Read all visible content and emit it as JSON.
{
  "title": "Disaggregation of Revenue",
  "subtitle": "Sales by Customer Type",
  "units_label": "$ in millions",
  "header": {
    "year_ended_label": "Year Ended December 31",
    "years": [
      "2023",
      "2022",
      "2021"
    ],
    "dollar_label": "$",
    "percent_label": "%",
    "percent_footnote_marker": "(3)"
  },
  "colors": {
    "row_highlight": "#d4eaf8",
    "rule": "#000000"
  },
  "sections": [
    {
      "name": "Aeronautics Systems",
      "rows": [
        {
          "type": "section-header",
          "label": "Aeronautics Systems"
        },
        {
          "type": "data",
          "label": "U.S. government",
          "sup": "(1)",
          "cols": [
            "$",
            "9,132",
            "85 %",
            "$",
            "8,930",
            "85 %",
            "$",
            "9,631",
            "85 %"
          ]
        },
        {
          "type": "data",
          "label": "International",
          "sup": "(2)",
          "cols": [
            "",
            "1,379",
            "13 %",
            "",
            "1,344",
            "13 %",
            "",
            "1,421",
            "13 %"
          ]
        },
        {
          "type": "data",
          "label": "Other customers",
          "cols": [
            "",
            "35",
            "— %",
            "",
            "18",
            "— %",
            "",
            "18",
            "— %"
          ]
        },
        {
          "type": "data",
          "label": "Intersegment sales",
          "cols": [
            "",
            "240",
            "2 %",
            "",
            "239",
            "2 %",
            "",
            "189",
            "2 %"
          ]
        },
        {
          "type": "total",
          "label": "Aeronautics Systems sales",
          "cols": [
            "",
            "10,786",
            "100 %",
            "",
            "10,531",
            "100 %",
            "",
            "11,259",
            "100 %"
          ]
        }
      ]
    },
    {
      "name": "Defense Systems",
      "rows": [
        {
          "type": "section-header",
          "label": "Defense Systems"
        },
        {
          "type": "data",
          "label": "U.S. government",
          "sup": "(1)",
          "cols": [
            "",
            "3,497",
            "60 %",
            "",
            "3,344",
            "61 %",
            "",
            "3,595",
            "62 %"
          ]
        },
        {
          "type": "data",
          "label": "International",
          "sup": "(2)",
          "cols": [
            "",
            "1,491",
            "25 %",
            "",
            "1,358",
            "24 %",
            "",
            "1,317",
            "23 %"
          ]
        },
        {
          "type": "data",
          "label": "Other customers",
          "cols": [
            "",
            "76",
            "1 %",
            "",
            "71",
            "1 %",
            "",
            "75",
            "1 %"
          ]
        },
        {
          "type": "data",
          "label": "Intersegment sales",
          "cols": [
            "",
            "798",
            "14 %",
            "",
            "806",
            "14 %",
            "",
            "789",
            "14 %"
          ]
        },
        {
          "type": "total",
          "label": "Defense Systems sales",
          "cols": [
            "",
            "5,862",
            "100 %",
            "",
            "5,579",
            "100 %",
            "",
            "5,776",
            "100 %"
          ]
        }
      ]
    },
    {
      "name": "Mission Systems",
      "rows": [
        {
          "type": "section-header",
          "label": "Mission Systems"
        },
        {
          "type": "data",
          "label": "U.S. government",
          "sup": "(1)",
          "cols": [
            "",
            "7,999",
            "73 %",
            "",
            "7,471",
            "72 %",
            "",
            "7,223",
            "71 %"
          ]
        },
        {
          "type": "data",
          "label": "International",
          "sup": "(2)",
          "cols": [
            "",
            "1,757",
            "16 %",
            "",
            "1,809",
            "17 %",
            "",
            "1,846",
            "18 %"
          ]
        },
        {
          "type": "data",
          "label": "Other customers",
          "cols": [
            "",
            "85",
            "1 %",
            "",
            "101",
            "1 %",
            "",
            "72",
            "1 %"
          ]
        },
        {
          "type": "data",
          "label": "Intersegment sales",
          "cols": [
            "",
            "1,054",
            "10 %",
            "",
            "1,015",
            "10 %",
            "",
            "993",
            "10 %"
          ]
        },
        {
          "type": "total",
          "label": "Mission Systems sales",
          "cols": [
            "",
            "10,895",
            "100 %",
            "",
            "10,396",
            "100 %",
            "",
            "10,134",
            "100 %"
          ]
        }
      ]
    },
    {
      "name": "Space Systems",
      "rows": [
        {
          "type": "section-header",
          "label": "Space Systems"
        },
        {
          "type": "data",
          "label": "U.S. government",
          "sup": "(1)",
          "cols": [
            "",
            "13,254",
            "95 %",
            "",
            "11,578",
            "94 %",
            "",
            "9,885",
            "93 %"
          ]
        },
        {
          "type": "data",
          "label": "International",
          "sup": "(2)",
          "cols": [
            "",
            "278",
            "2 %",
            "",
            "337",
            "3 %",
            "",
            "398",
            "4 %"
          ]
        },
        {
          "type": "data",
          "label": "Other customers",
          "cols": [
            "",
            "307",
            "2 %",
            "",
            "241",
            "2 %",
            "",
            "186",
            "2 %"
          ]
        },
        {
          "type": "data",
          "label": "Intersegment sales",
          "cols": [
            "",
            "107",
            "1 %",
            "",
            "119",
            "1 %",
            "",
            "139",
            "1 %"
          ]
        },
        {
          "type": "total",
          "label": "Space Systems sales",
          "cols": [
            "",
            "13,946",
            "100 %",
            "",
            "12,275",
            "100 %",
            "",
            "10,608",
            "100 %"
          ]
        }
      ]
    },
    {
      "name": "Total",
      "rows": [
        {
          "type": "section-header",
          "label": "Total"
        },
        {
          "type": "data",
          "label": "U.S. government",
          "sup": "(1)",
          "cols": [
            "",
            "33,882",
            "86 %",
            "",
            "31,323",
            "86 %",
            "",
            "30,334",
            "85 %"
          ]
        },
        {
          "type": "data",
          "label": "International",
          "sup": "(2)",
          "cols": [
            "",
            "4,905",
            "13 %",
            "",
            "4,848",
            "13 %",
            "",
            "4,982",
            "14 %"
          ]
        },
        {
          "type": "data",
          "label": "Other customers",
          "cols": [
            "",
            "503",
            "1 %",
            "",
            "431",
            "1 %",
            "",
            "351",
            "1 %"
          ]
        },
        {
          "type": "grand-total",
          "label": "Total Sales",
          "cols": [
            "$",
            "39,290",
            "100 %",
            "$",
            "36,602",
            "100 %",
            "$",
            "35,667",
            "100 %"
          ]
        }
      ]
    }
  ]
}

» Task to carry out: In the records above, collect each line with "Defense".

» The answer:
      "name": "Defense Systems",
          "label": "Defense Systems"
          "label": "Defense Systems sales",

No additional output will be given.